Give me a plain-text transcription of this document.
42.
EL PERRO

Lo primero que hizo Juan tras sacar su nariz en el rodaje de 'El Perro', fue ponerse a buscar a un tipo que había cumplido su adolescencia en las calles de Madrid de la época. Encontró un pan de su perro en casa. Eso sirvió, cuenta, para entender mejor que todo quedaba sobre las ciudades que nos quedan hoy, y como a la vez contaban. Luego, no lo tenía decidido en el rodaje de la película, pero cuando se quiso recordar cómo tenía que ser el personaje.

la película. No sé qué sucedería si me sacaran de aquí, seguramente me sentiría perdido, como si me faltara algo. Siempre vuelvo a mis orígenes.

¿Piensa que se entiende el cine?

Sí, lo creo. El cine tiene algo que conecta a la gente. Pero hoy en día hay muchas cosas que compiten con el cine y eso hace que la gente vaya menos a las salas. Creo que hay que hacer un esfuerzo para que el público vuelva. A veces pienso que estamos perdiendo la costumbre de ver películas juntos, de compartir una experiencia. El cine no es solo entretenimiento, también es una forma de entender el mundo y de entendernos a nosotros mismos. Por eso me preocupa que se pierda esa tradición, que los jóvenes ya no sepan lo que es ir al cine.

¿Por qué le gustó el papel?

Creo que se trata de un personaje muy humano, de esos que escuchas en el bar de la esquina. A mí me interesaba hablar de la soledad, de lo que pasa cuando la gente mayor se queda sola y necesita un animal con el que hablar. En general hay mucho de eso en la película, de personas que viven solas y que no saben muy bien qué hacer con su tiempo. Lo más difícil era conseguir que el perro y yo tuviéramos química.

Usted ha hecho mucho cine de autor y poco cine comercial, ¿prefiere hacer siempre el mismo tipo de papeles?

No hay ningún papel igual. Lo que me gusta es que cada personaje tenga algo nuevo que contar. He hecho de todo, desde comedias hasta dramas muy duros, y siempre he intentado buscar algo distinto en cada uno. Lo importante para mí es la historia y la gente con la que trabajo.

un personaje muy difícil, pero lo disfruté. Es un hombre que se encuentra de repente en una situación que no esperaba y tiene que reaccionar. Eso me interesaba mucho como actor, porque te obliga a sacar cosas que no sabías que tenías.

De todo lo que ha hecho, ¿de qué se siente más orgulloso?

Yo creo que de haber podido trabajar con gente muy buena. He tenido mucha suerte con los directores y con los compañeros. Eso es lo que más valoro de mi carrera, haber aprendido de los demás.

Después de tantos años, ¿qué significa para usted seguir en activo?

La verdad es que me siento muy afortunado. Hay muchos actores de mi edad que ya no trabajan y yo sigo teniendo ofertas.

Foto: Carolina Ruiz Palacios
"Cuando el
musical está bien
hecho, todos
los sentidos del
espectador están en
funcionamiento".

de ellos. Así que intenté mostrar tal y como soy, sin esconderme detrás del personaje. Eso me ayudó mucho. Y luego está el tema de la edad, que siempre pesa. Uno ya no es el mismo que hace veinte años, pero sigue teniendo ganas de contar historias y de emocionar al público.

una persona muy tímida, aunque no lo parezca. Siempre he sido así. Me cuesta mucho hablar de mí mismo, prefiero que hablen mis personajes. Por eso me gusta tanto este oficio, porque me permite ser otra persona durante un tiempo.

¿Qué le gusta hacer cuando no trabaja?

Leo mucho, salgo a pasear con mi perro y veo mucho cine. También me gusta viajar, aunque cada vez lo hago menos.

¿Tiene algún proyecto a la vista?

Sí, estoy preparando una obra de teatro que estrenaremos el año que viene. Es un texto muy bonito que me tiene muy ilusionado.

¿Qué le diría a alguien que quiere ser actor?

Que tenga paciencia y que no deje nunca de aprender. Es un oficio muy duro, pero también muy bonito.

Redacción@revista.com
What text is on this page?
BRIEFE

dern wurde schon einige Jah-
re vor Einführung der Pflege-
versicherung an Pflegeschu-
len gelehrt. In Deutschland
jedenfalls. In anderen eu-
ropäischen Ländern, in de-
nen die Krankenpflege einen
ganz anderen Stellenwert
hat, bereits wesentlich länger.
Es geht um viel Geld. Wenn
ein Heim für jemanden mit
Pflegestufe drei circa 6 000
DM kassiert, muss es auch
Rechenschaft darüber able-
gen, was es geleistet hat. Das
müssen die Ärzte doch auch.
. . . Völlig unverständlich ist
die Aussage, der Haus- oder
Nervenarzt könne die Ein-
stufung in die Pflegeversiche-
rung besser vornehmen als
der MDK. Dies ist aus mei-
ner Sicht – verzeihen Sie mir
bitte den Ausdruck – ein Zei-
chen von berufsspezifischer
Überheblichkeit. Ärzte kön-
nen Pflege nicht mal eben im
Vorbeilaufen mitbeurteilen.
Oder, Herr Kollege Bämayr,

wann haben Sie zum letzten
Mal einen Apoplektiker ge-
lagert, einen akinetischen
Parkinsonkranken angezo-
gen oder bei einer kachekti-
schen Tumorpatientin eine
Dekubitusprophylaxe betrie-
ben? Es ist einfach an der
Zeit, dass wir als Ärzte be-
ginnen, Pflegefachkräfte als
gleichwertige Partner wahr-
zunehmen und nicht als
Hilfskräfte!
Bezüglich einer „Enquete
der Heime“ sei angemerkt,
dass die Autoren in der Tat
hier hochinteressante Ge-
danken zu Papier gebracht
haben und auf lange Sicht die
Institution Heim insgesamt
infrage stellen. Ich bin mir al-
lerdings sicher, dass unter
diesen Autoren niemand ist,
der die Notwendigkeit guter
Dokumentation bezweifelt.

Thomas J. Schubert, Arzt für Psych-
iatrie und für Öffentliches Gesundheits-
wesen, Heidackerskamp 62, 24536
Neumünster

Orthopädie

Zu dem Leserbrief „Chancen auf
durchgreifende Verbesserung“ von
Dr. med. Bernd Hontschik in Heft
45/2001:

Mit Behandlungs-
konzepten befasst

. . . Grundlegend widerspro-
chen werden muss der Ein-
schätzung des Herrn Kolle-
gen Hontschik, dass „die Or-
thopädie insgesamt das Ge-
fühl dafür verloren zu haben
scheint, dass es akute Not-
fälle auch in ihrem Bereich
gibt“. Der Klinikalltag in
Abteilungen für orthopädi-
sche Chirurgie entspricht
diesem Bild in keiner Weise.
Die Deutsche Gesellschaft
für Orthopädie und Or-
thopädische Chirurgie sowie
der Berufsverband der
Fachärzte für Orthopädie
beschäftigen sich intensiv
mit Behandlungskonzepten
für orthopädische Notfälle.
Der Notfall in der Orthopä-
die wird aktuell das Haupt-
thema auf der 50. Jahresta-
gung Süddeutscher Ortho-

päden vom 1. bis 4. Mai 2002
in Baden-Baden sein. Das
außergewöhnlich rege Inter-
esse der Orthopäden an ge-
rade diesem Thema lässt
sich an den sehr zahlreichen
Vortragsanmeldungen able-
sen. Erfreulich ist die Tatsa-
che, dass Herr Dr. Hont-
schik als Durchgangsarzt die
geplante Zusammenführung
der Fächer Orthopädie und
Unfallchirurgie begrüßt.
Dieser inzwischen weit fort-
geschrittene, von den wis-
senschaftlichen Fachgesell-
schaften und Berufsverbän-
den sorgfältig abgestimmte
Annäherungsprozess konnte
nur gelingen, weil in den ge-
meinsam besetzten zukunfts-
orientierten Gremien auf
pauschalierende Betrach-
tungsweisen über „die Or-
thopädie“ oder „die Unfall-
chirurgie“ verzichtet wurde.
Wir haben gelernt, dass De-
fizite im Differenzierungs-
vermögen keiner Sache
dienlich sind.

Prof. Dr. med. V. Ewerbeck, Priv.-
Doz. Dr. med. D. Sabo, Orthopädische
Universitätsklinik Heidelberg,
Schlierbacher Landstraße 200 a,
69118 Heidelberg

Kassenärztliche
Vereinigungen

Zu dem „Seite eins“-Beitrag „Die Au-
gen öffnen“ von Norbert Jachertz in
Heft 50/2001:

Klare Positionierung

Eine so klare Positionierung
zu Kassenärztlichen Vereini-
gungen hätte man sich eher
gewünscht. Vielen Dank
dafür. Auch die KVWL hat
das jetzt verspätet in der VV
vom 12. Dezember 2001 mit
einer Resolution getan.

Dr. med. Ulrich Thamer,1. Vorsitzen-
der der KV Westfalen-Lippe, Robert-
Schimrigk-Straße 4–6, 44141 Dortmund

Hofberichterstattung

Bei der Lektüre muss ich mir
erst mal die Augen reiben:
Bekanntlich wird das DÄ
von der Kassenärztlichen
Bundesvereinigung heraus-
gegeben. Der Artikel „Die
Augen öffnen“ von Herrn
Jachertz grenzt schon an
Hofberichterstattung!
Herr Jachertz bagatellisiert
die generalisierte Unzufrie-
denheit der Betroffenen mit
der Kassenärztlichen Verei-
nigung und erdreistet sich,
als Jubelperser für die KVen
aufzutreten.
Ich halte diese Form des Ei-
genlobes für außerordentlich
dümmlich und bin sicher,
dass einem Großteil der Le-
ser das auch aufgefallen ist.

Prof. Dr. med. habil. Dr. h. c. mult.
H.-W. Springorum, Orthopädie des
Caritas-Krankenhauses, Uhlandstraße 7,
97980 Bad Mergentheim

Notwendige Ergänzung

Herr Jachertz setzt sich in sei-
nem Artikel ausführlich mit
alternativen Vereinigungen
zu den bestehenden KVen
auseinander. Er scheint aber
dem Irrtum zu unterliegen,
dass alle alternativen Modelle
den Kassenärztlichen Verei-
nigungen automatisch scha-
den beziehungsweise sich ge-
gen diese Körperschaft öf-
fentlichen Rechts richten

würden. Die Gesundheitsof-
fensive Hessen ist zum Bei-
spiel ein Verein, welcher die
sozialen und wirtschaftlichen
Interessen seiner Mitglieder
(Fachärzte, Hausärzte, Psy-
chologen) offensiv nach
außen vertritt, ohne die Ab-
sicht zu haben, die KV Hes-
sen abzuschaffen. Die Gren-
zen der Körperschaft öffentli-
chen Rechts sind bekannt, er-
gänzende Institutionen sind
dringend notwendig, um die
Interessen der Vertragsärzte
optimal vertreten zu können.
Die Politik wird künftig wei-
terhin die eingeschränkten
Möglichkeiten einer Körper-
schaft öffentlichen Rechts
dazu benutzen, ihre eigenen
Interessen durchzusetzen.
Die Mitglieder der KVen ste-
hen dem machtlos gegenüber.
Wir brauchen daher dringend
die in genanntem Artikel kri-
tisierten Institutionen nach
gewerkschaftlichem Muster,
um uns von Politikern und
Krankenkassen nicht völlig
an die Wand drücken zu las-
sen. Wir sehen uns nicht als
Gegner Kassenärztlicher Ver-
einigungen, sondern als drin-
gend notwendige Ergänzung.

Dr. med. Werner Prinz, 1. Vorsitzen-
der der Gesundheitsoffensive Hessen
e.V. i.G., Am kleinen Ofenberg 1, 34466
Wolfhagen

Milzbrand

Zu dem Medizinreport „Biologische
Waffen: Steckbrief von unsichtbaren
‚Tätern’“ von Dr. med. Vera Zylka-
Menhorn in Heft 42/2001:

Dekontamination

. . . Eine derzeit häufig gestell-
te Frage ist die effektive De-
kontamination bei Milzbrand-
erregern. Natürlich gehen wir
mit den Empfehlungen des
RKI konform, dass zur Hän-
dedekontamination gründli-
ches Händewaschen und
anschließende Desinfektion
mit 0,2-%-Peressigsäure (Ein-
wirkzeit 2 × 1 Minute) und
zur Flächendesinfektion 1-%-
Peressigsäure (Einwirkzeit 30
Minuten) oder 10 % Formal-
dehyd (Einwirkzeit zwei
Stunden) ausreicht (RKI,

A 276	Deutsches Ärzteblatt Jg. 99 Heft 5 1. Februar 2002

== The problem ==
Every line in the data that holds the string "keiner" should be copied.

== Expected output ==
diesem Bild in keiner Weise.
vermögen keiner Sache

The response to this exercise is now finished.